— begin Selected excerpt —

Single by Vera Blue
- Released: 26 October 2018
- Length: 3:22
- Label: Island Records Australia / Universal Music Australia

Vera Blue singles chronology
| "Lady Powers" (2018) | "All the Pretty Girls" (2018) | "Like I Remember You" (2019) |

Music video
- "All the Pretty Girls" on YouTube

= All the Pretty Girls (Vera Blue song) =

"All the Pretty Girls" is a song by Australian singer songwriter Vera Blue, released in October 2018. The music video was directed by Jared Daperis and released on 29 November 2018. "All the Pretty Girls" was certified platinum in Australia in January 2020.

Upon release, Vera Blue told Triple J that she channelled Fleetwood Mac while writing the tune in Los Angeles adding "It's a cheeky play on stereotypes; the whole idea of judging a book by its cover. It's kind of cruel and not really my vibe, but when you like someone or attracted to someone you're like 'ooh, ok that person looks like they're a player-heartbreaker; makes all the girls cry'. All the pretty girls meaning all girls in general because all girls are pretty."

— end Selected excerpt —
— begin Dataset rows —

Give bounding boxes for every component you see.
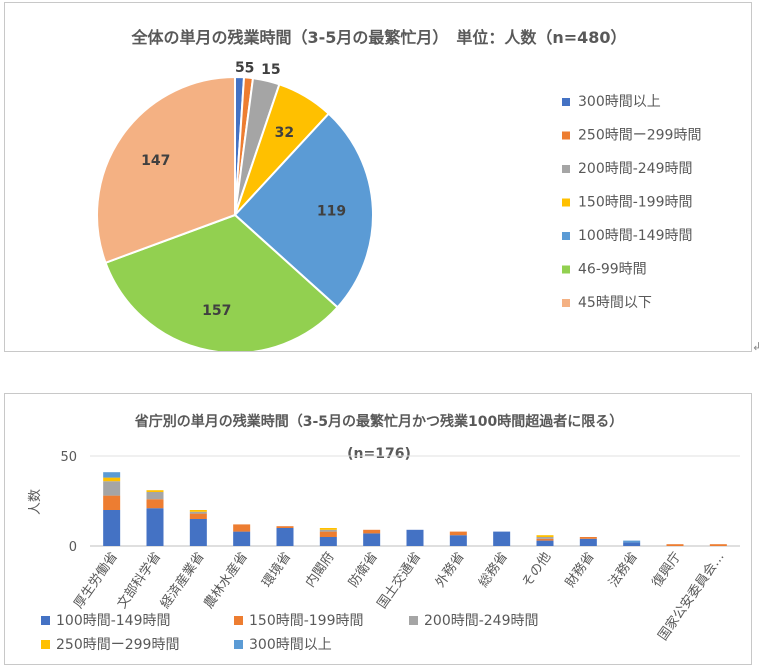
- y-axis-label: 人数: [28, 489, 43, 515]
- pie-legend-swatch-1: [562, 131, 570, 140]
- bar-legend-swatch-4: [234, 640, 243, 649]
- x-category-label-9: 総務省: [476, 550, 511, 591]
- pie-legend-swatch-5: [562, 265, 570, 274]
- bar-segment-0-2: [103, 481, 121, 496]
- bar-segment-1-2: [146, 492, 164, 500]
- pie-legend-label-1: 250時間ー299時間: [578, 128, 701, 144]
- bar-segment-1-0: [146, 508, 164, 546]
- bar-segment-6-0: [363, 533, 381, 546]
- bar-legend-label-2: 200時間-249時間: [424, 613, 539, 629]
- pie-chart-title: 全体の単月の残業時間（3-5月の最繁忙月） 単位：人数（n=480）: [130, 28, 626, 47]
- bar-segment-5-1: [319, 531, 337, 537]
- bar-legend-swatch-3: [41, 640, 50, 649]
- pie-legend-label-2: 200時間-249時間: [578, 161, 693, 177]
- pie-chart: 全体の単月の残業時間（3-5月の最繁忙月） 単位：人数（n=480） 5 5 15 3…: [96, 28, 701, 354]
- x-category-label-1: 文部科学省: [114, 549, 164, 611]
- x-category-label-6: 防衛省: [345, 549, 380, 590]
- x-category-label-5: 内閣府: [302, 549, 337, 590]
- pie-data-label-2: 15: [261, 62, 280, 78]
- x-category-label-7: 国土交通省: [374, 549, 424, 611]
- bar-segment-6-1: [363, 529, 381, 534]
- bar-segment-2-2: [189, 511, 207, 514]
- bar-segment-14-1: [709, 544, 727, 546]
- bar-segment-5-2: [319, 529, 337, 532]
- bar-segment-12-4: [623, 540, 641, 543]
- bar-segment-4-0: [276, 528, 294, 546]
- bar-legend-label-4: 300時間以上: [249, 637, 332, 653]
- pie-legend-label-5: 46-99時間: [578, 262, 647, 278]
- bar-legend-label-3: 250時間ー299時間: [56, 637, 179, 653]
- bar-segment-7-0: [406, 529, 424, 546]
- bar-segment-2-3: [189, 510, 207, 512]
- pie-legend-label-3: 150時間-199時間: [578, 195, 693, 211]
- x-category-label-2: 経済産業省: [157, 549, 207, 611]
- bar-segment-13-1: [666, 544, 684, 546]
- x-category-label-0: 厚生労働省: [71, 550, 121, 612]
- pie-legend-label-4: 100時間-149時間: [578, 228, 693, 244]
- bar-segment-1-3: [146, 490, 164, 492]
- bar-segment-8-1: [449, 531, 467, 536]
- x-category-label-10: その他: [520, 550, 555, 591]
- bar-segment-2-1: [189, 513, 207, 519]
- pie-data-label-1: 5: [245, 61, 255, 77]
- bar-chart-panel: 省庁別の単月の残業時間（3-5月の最繁忙月かつ残業100時間超過者に限る） (n…: [4, 393, 752, 665]
- x-category-label-13: 復興庁: [649, 549, 684, 590]
- pie-data-label-4: 119: [317, 204, 346, 220]
- pie-slice-4: [233, 112, 374, 309]
- bar-segment-1-1: [146, 499, 164, 509]
- x-category-label-11: 財務省: [563, 550, 598, 591]
- bar-segment-8-0: [449, 535, 467, 546]
- bar-segment-11-1: [579, 537, 597, 539]
- bar-legend-swatch-2: [409, 616, 418, 625]
- bar-segment-10-0: [536, 540, 554, 546]
- pie-data-label-6: 147: [141, 153, 170, 169]
- pie-legend-label-0: 300時間以上: [578, 94, 661, 110]
- bar-legend-swatch-1: [234, 616, 243, 625]
- pie-legend-swatch-4: [562, 232, 570, 240]
- bar-segment-10-3: [536, 535, 554, 537]
- bar-segment-5-0: [319, 537, 337, 546]
- pie-legend-swatch-0: [562, 98, 570, 106]
- bar-segment-11-0: [579, 538, 597, 546]
- x-category-label-4: 環境省: [260, 550, 295, 591]
- bar-chart-title: 省庁別の単月の残業時間（3-5月の最繁忙月かつ残業100時間超過者に限る）: [134, 413, 624, 430]
- bar-segment-10-2: [536, 537, 554, 539]
- bar-segment-12-0: [623, 542, 641, 546]
- pie-legend-swatch-2: [562, 165, 570, 173]
- corner-mark: ↲: [752, 340, 759, 353]
- pie-data-label-0: 5: [235, 60, 245, 76]
- bar-segment-9-0: [493, 531, 511, 546]
- pie-data-label-5: 157: [202, 303, 231, 319]
- bar-segment-3-1: [233, 524, 251, 532]
- bar-segment-4-1: [276, 526, 294, 528]
- bar-segment-10-1: [536, 538, 554, 541]
- bar-segment-0-4: [103, 472, 121, 478]
- bar-chart: 省庁別の単月の残業時間（3-5月の最繁忙月かつ残業100時間超過者に限る） (n…: [28, 413, 740, 653]
- pie-slice-5: [104, 213, 339, 354]
- bar-segment-3-0: [233, 531, 251, 546]
- pie-legend-label-6: 45時間以下: [578, 295, 652, 311]
- pie-legend-swatch-3: [562, 198, 570, 207]
- y-tick-label-0: 0: [69, 540, 77, 555]
- bar-segment-5-3: [319, 528, 337, 530]
- pie-chart-panel: 全体の単月の残業時間（3-5月の最繁忙月） 単位：人数（n=480） 5 5 15 3…: [4, 2, 752, 354]
- x-category-label-3: 農林水産省: [201, 549, 251, 611]
- pie-legend-swatch-6: [562, 299, 570, 307]
- pie-data-label-3: 32: [275, 125, 294, 141]
- bar-chart-subtitle: (n=176): [347, 446, 411, 462]
- x-category-label-8: 外務省: [433, 550, 468, 591]
- bar-segment-0-3: [103, 477, 121, 482]
- bar-segment-2-0: [189, 519, 207, 546]
- bar-segment-0-0: [103, 510, 121, 546]
- bar-legend-label-1: 150時間-199時間: [249, 613, 364, 629]
- y-tick-label-50: 50: [60, 450, 77, 465]
- x-category-label-12: 法務省: [606, 550, 641, 591]
- pie-slice-6: [96, 75, 236, 265]
- bar-legend-swatch-0: [41, 616, 50, 625]
- bar-legend-label-0: 100時間-149時間: [56, 613, 171, 629]
- bar-segment-0-1: [103, 495, 121, 510]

— end Dataset rows —

:: What you should do ::
Copy the passage on the Vera Blue song "All the Pretty Girls" word for word, from "Single by Vera" to "in January 2020.". The data is not needed for this.

:: Result ::
Single by Vera Blue
- Released: 26 October 2018
- Length: 3:22
- Label: Island Records Australia / Universal Music Australia

Vera Blue singles chronology
| "Lady Powers" (2018) | "All the Pretty Girls" (2018) | "Like I Remember You" (2019) |

Music video
- "All the Pretty Girls" on YouTube

= All the Pretty Girls (Vera Blue song) =

"All the Pretty Girls" is a song by Australian singer songwriter Vera Blue, released in October 2018. The music video was directed by Jared Daperis and released on 29 November 2018. "All the Pretty Girls" was certified platinum in Australia in January 2020.